*Problem to work on*.
Show every line below where "frac" can be found.

*Data extract*.
— begin —

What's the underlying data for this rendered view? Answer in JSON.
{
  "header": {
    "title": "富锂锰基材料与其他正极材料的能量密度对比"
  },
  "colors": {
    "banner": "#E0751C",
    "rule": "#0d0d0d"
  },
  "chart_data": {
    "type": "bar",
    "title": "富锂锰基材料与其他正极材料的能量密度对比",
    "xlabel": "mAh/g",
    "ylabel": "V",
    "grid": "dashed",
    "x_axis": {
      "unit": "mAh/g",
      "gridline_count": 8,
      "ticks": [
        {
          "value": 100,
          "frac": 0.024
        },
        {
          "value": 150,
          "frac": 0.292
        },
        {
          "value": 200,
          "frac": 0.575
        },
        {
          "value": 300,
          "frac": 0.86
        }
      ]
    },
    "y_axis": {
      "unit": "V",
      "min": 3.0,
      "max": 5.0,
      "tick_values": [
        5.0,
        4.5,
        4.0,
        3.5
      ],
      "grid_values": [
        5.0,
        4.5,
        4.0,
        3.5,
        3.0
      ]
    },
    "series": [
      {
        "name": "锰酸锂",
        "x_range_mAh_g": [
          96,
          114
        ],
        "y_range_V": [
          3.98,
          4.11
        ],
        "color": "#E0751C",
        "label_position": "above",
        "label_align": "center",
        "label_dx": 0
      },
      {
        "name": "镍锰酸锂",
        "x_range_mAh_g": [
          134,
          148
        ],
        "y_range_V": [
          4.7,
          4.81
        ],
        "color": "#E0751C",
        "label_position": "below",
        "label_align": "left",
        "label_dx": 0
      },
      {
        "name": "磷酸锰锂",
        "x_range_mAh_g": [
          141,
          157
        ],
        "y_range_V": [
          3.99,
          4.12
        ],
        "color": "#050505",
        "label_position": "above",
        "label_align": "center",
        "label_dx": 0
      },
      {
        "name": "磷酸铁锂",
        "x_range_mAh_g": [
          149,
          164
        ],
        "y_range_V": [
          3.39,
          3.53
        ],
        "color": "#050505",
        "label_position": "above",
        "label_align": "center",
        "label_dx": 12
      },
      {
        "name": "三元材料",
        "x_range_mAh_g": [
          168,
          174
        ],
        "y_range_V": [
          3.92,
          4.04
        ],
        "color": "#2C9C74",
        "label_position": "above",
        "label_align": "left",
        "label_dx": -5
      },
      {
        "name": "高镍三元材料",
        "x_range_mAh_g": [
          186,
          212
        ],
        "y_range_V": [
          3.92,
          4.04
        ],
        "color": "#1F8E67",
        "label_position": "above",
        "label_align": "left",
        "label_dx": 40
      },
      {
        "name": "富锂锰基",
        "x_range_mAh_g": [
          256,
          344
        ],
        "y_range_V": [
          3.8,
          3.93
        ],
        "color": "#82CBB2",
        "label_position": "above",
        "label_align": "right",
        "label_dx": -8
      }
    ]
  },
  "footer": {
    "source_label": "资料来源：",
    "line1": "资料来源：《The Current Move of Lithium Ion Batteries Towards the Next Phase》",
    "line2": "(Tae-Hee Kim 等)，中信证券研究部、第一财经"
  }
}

— end —

*Exercise response*.
          "frac": 0.024
          "frac": 0.292
          "frac": 0.575
          "frac": 0.86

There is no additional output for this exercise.